▶ _Short problem_
An exact copy of the records is required, minus the pictures they hold.

▶ _Data for this task_
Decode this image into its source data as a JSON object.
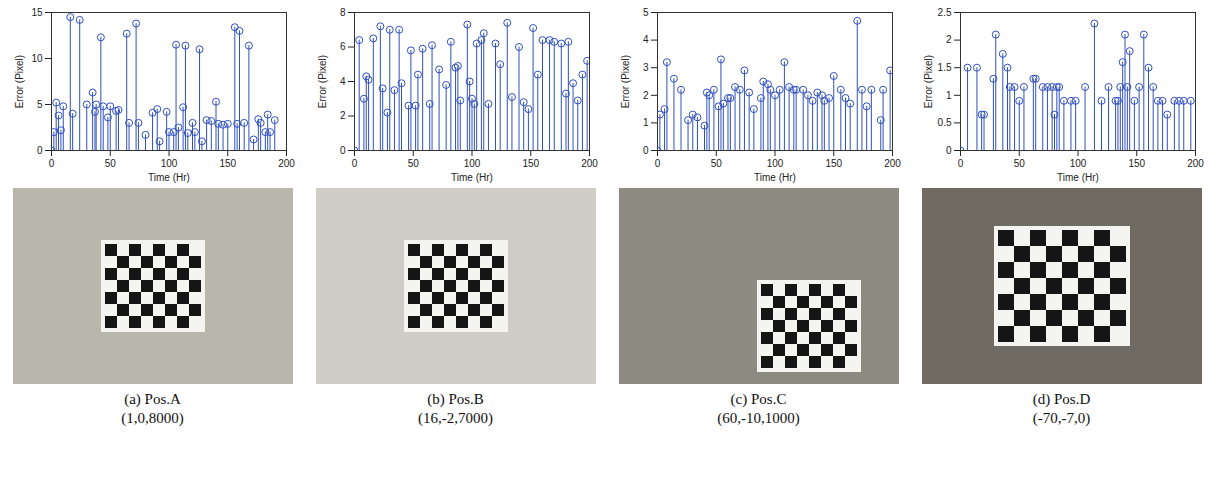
{
  "chart_data": [
    {
      "type": "stem",
      "marker": "o",
      "color": "#3050c0",
      "x_label": "Time (Hr)",
      "y_label": "Error (Pixel)",
      "xlim": [
        0,
        200
      ],
      "xticks": [
        0,
        50,
        100,
        150,
        200
      ],
      "ylim": [
        0,
        15
      ],
      "yticks": [
        0,
        5,
        10,
        15
      ],
      "x": [
        0,
        2,
        4,
        6,
        8,
        10,
        16,
        18,
        24,
        30,
        35,
        37,
        38,
        42,
        44,
        48,
        50,
        55,
        57,
        64,
        66,
        72,
        74,
        80,
        86,
        90,
        92,
        98,
        100,
        104,
        106,
        108,
        112,
        114,
        116,
        120,
        122,
        126,
        128,
        132,
        136,
        140,
        142,
        146,
        150,
        156,
        158,
        160,
        164,
        168,
        172,
        176,
        178,
        182,
        184,
        186,
        190
      ],
      "values": [
        0,
        2,
        5.2,
        3.8,
        2.2,
        4.8,
        14.5,
        4,
        14.2,
        5,
        6.3,
        4.2,
        5,
        12.3,
        4.8,
        3.6,
        4.8,
        4.3,
        4.4,
        12.7,
        3,
        13.8,
        3,
        1.7,
        4.1,
        4.5,
        1,
        4.2,
        2,
        2,
        11.5,
        2.5,
        4.7,
        11.4,
        1.9,
        3,
        2,
        11,
        1,
        3.3,
        3.2,
        5.3,
        2.9,
        2.8,
        2.9,
        13.4,
        2.9,
        13,
        3,
        11.4,
        1.2,
        3.4,
        3,
        2,
        3.9,
        2,
        3.3
      ],
      "caption": [
        "(a) Pos.A",
        "(1,0,8000)"
      ]
    },
    {
      "type": "stem",
      "marker": "o",
      "color": "#3050c0",
      "x_label": "Time (Hr)",
      "y_label": "Error (Pixel)",
      "xlim": [
        0,
        200
      ],
      "xticks": [
        0,
        50,
        100,
        150,
        200
      ],
      "ylim": [
        0,
        8
      ],
      "yticks": [
        0,
        2,
        4,
        6,
        8
      ],
      "x": [
        0,
        4,
        8,
        10,
        12,
        16,
        22,
        24,
        28,
        30,
        34,
        38,
        40,
        46,
        48,
        52,
        54,
        58,
        64,
        66,
        72,
        78,
        82,
        86,
        88,
        90,
        96,
        98,
        100,
        102,
        104,
        108,
        110,
        114,
        120,
        124,
        130,
        134,
        140,
        144,
        148,
        152,
        156,
        160,
        166,
        170,
        176,
        180,
        182,
        186,
        190,
        194,
        198
      ],
      "values": [
        0,
        6.4,
        3,
        4.3,
        4.1,
        6.5,
        7.2,
        3.6,
        2.2,
        7,
        3.5,
        7,
        3.9,
        2.6,
        5.8,
        2.6,
        4.4,
        5.9,
        2.7,
        6.1,
        4.7,
        3.8,
        6.3,
        4.8,
        4.9,
        2.9,
        7.3,
        4,
        3,
        2.7,
        6.2,
        6.4,
        6.8,
        2.7,
        6.2,
        5,
        7.4,
        3.1,
        6,
        2.8,
        2.4,
        7.1,
        4.4,
        6.4,
        6.4,
        6.3,
        6.2,
        3.3,
        6.3,
        3.9,
        2.9,
        4.4,
        5.2
      ],
      "caption": [
        "(b) Pos.B",
        "(16,-2,7000)"
      ]
    },
    {
      "type": "stem",
      "marker": "o",
      "color": "#3050c0",
      "x_label": "Time (Hr)",
      "y_label": "Error (Pixel)",
      "xlim": [
        0,
        200
      ],
      "xticks": [
        0,
        50,
        100,
        150,
        200
      ],
      "ylim": [
        0,
        5
      ],
      "yticks": [
        0,
        1,
        2,
        3,
        4,
        5
      ],
      "x": [
        0,
        2,
        6,
        8,
        14,
        20,
        26,
        30,
        34,
        40,
        42,
        44,
        48,
        52,
        54,
        56,
        60,
        62,
        66,
        70,
        74,
        78,
        82,
        88,
        90,
        94,
        96,
        100,
        104,
        108,
        112,
        116,
        118,
        124,
        128,
        132,
        136,
        140,
        142,
        146,
        150,
        156,
        160,
        164,
        170,
        174,
        178,
        182,
        190,
        192,
        198
      ],
      "values": [
        0,
        1.3,
        1.5,
        3.2,
        2.6,
        2.2,
        1.1,
        1.3,
        1.2,
        0.9,
        2.1,
        2,
        2.2,
        1.6,
        3.3,
        1.7,
        1.9,
        1.9,
        2.3,
        2.2,
        2.9,
        2.1,
        1.5,
        1.9,
        2.5,
        2.4,
        2.2,
        2,
        2.2,
        3.2,
        2.3,
        2.2,
        2.2,
        2.2,
        2,
        1.8,
        2.1,
        2,
        1.8,
        1.9,
        2.7,
        2.2,
        1.9,
        1.7,
        4.7,
        2.2,
        1.6,
        2.2,
        1.1,
        2.2,
        2.9
      ],
      "caption": [
        "(c) Pos.C",
        "(60,-10,1000)"
      ]
    },
    {
      "type": "stem",
      "marker": "o",
      "color": "#3050c0",
      "x_label": "Time (Hr)",
      "y_label": "Error (Pixel)",
      "xlim": [
        0,
        200
      ],
      "xticks": [
        0,
        50,
        100,
        150,
        200
      ],
      "ylim": [
        0,
        2.5
      ],
      "yticks": [
        0,
        0.5,
        1,
        1.5,
        2,
        2.5
      ],
      "x": [
        0,
        6,
        14,
        18,
        20,
        28,
        30,
        36,
        40,
        42,
        46,
        50,
        54,
        62,
        64,
        70,
        74,
        78,
        80,
        82,
        84,
        88,
        94,
        98,
        106,
        114,
        120,
        126,
        132,
        134,
        136,
        138,
        140,
        142,
        144,
        148,
        152,
        156,
        160,
        164,
        168,
        172,
        176,
        182,
        186,
        190,
        196
      ],
      "values": [
        0,
        1.5,
        1.5,
        0.65,
        0.65,
        1.3,
        2.1,
        1.75,
        1.5,
        1.15,
        1.15,
        0.9,
        1.15,
        1.3,
        1.3,
        1.15,
        1.15,
        1.15,
        0.65,
        1.15,
        1.15,
        0.9,
        0.9,
        0.9,
        1.15,
        2.3,
        0.9,
        1.15,
        0.9,
        0.9,
        1.15,
        1.6,
        2.1,
        1.15,
        1.8,
        0.9,
        1.15,
        2.1,
        1.5,
        1.15,
        0.9,
        0.9,
        0.65,
        0.9,
        0.9,
        0.9,
        0.9
      ],
      "caption": [
        "(d) Pos.D",
        "(-70,-7,0)"
      ]
    }
  ]
}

▶ _Result of the task_
Decode this image into its source data as a JSON object.
{
  "chart_data": [
    {
      "type": "stem",
      "marker": "o",
      "color": "#3050c0",
      "x_label": "Time (Hr)",
      "y_label": "Error (Pixel)",
      "xlim": [
        0,
        200
      ],
      "xticks": [
        0,
        50,
        100,
        150,
        200
      ],
      "ylim": [
        0,
        15
      ],
      "yticks": [
        0,
        5,
        10,
        15
      ],
      "x": [
        0,
        2,
        4,
        6,
        8,
        10,
        16,
        18,
        24,
        30,
        35,
        37,
        38,
        42,
        44,
        48,
        50,
        55,
        57,
        64,
        66,
        72,
        74,
        80,
        86,
        90,
        92,
        98,
        100,
        104,
        106,
        108,
        112,
        114,
        116,
        120,
        122,
        126,
        128,
        132,
        136,
        140,
        142,
        146,
        150,
        156,
        158,
        160,
        164,
        168,
        172,
        176,
        178,
        182,
        184,
        186,
        190
      ],
      "values": [
        0,
        2,
        5.2,
        3.8,
        2.2,
        4.8,
        14.5,
        4,
        14.2,
        5,
        6.3,
        4.2,
        5,
        12.3,
        4.8,
        3.6,
        4.8,
        4.3,
        4.4,
        12.7,
        3,
        13.8,
        3,
        1.7,
        4.1,
        4.5,
        1,
        4.2,
        2,
        2,
        11.5,
        2.5,
        4.7,
        11.4,
        1.9,
        3,
        2,
        11,
        1,
        3.3,
        3.2,
        5.3,
        2.9,
        2.8,
        2.9,
        13.4,
        2.9,
        13,
        3,
        11.4,
        1.2,
        3.4,
        3,
        2,
        3.9,
        2,
        3.3
      ],
      "caption": [
        "(a) Pos.A",
        "(1,0,8000)"
      ]
    },
    {
      "type": "stem",
      "marker": "o",
      "color": "#3050c0",
      "x_label": "Time (Hr)",
      "y_label": "Error (Pixel)",
      "xlim": [
        0,
        200
      ],
      "xticks": [
        0,
        50,
        100,
        150,
        200
      ],
      "ylim": [
        0,
        8
      ],
      "yticks": [
        0,
        2,
        4,
        6,
        8
      ],
      "x": [
        0,
        4,
        8,
        10,
        12,
        16,
        22,
        24,
        28,
        30,
        34,
        38,
        40,
        46,
        48,
        52,
        54,
        58,
        64,
        66,
        72,
        78,
        82,
        86,
        88,
        90,
        96,
        98,
        100,
        102,
        104,
        108,
        110,
        114,
        120,
        124,
        130,
        134,
        140,
        144,
        148,
        152,
        156,
        160,
        166,
        170,
        176,
        180,
        182,
        186,
        190,
        194,
        198
      ],
      "values": [
        0,
        6.4,
        3,
        4.3,
        4.1,
        6.5,
        7.2,
        3.6,
        2.2,
        7,
        3.5,
        7,
        3.9,
        2.6,
        5.8,
        2.6,
        4.4,
        5.9,
        2.7,
        6.1,
        4.7,
        3.8,
        6.3,
        4.8,
        4.9,
        2.9,
        7.3,
        4,
        3,
        2.7,
        6.2,
        6.4,
        6.8,
        2.7,
        6.2,
        5,
        7.4,
        3.1,
        6,
        2.8,
        2.4,
        7.1,
        4.4,
        6.4,
        6.4,
        6.3,
        6.2,
        3.3,
        6.3,
        3.9,
        2.9,
        4.4,
        5.2
      ],
      "caption": [
        "(b) Pos.B",
        "(16,-2,7000)"
      ]
    },
    {
      "type": "stem",
      "marker": "o",
      "color": "#3050c0",
      "x_label": "Time (Hr)",
      "y_label": "Error (Pixel)",
      "xlim": [
        0,
        200
      ],
      "xticks": [
        0,
        50,
        100,
        150,
        200
      ],
      "ylim": [
        0,
        5
      ],
      "yticks": [
        0,
        1,
        2,
        3,
        4,
        5
      ],
      "x": [
        0,
        2,
        6,
        8,
        14,
        20,
        26,
        30,
        34,
        40,
        42,
        44,
        48,
        52,
        54,
        56,
        60,
        62,
        66,
        70,
        74,
        78,
        82,
        88,
        90,
        94,
        96,
        100,
        104,
        108,
        112,
        116,
        118,
        124,
        128,
        132,
        136,
        140,
        142,
        146,
        150,
        156,
        160,
        164,
        170,
        174,
        178,
        182,
        190,
        192,
        198
      ],
      "values": [
        0,
        1.3,
        1.5,
        3.2,
        2.6,
        2.2,
        1.1,
        1.3,
        1.2,
        0.9,
        2.1,
        2,
        2.2,
        1.6,
        3.3,
        1.7,
        1.9,
        1.9,
        2.3,
        2.2,
        2.9,
        2.1,
        1.5,
        1.9,
        2.5,
        2.4,
        2.2,
        2,
        2.2,
        3.2,
        2.3,
        2.2,
        2.2,
        2.2,
        2,
        1.8,
        2.1,
        2,
        1.8,
        1.9,
        2.7,
        2.2,
        1.9,
        1.7,
        4.7,
        2.2,
        1.6,
        2.2,
        1.1,
        2.2,
        2.9
      ],
      "caption": [
        "(c) Pos.C",
        "(60,-10,1000)"
      ]
    },
    {
      "type": "stem",
      "marker": "o",
      "color": "#3050c0",
      "x_label": "Time (Hr)",
      "y_label": "Error (Pixel)",
      "xlim": [
        0,
        200
      ],
      "xticks": [
        0,
        50,
        100,
        150,
        200
      ],
      "ylim": [
        0,
        2.5
      ],
      "yticks": [
        0,
        0.5,
        1,
        1.5,
        2,
        2.5
      ],
      "x": [
        0,
        6,
        14,
        18,
        20,
        28,
        30,
        36,
        40,
        42,
        46,
        50,
        54,
        62,
        64,
        70,
        74,
        78,
        80,
        82,
        84,
        88,
        94,
        98,
        106,
        114,
        120,
        126,
        132,
        134,
        136,
        138,
        140,
        142,
        144,
        148,
        152,
        156,
        160,
        164,
        168,
        172,
        176,
        182,
        186,
        190,
        196
      ],
      "values": [
        0,
        1.5,
        1.5,
        0.65,
        0.65,
        1.3,
        2.1,
        1.75,
        1.5,
        1.15,
        1.15,
        0.9,
        1.15,
        1.3,
        1.3,
        1.15,
        1.15,
        1.15,
        0.65,
        1.15,
        1.15,
        0.9,
        0.9,
        0.9,
        1.15,
        2.3,
        0.9,
        1.15,
        0.9,
        0.9,
        1.15,
        1.6,
        2.1,
        1.15,
        1.8,
        0.9,
        1.15,
        2.1,
        1.5,
        1.15,
        0.9,
        0.9,
        0.65,
        0.9,
        0.9,
        0.9,
        0.9
      ],
      "caption": [
        "(d) Pos.D",
        "(-70,-7,0)"
      ]
    }
  ]
}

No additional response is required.